» DATA FOR THE TASK:

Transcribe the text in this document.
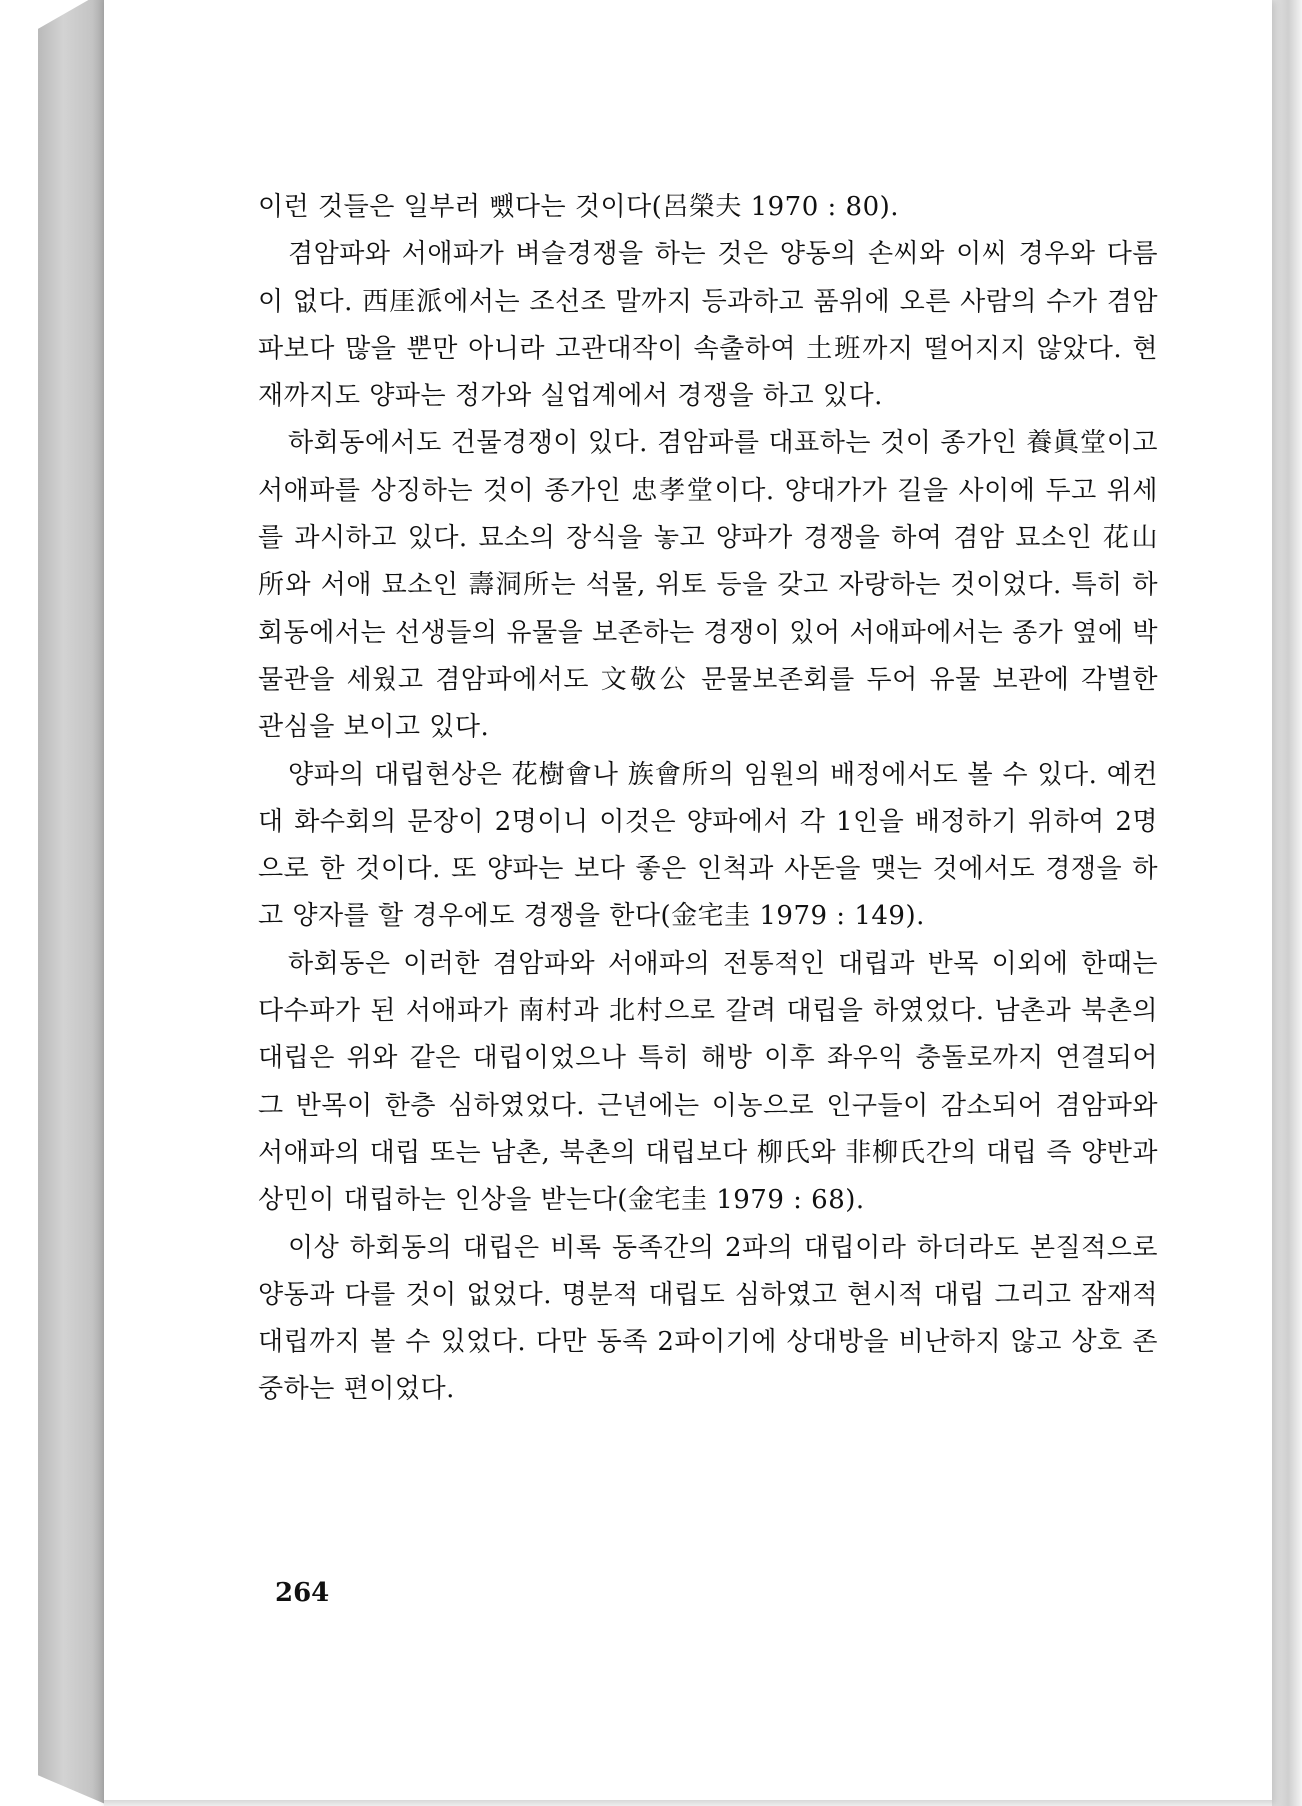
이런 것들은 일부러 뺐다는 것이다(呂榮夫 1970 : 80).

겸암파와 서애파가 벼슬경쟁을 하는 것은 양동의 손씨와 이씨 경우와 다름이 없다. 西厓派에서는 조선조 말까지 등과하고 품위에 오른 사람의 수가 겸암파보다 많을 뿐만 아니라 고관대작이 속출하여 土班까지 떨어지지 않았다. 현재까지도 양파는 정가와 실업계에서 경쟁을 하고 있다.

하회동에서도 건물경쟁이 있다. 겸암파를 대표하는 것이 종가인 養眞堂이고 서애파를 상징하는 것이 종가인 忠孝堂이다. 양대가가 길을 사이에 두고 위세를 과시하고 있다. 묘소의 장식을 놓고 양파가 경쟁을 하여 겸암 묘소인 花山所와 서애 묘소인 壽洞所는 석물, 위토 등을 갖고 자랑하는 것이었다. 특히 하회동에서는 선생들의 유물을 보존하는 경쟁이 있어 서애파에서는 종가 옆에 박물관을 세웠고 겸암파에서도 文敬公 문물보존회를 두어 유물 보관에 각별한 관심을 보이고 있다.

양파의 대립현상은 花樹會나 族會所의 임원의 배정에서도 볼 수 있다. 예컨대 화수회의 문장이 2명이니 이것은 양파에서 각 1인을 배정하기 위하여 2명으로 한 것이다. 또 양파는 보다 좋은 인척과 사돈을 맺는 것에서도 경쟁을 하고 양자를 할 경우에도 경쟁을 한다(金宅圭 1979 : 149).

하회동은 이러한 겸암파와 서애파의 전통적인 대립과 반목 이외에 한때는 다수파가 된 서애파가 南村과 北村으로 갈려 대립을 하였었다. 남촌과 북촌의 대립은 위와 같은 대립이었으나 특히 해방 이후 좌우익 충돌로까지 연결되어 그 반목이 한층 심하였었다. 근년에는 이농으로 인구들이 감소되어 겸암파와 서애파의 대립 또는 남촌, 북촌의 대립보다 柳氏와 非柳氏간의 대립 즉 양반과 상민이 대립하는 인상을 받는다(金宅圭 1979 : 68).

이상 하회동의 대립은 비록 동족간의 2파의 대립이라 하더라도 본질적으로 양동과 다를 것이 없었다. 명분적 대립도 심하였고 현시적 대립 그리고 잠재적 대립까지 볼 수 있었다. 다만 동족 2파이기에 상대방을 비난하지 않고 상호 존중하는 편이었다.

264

» EXERCISE PROMPT:
Pick out all lines containing the string "겸암파와".

» FINAL RESULT:
겸암파와 서애파가 벼슬경쟁을 하는 것은 양동의 손씨와 이씨 경우와 다름이 없다. 西厓派에서는 조선조 말까지 등과하고 품위에 오른 사람의 수가 겸암파보다 많을 뿐만 아니라 고관대작이 속출하여 土班까지 떨어지지 않았다. 현재까지도 양파는 정가와 실업계에서 경쟁을 하고 있다.
하회동은 이러한 겸암파와 서애파의 전통적인 대립과 반목 이외에 한때는 다수파가 된 서애파가 南村과 北村으로 갈려 대립을 하였었다. 남촌과 북촌의 대립은 위와 같은 대립이었으나 특히 해방 이후 좌우익 충돌로까지 연결되어 그 반목이 한층 심하였었다. 근년에는 이농으로 인구들이 감소되어 겸암파와 서애파의 대립 또는 남촌, 북촌의 대립보다 柳氏와 非柳氏간의 대립 즉 양반과 상민이 대립하는 인상을 받는다(金宅圭 1979 : 68).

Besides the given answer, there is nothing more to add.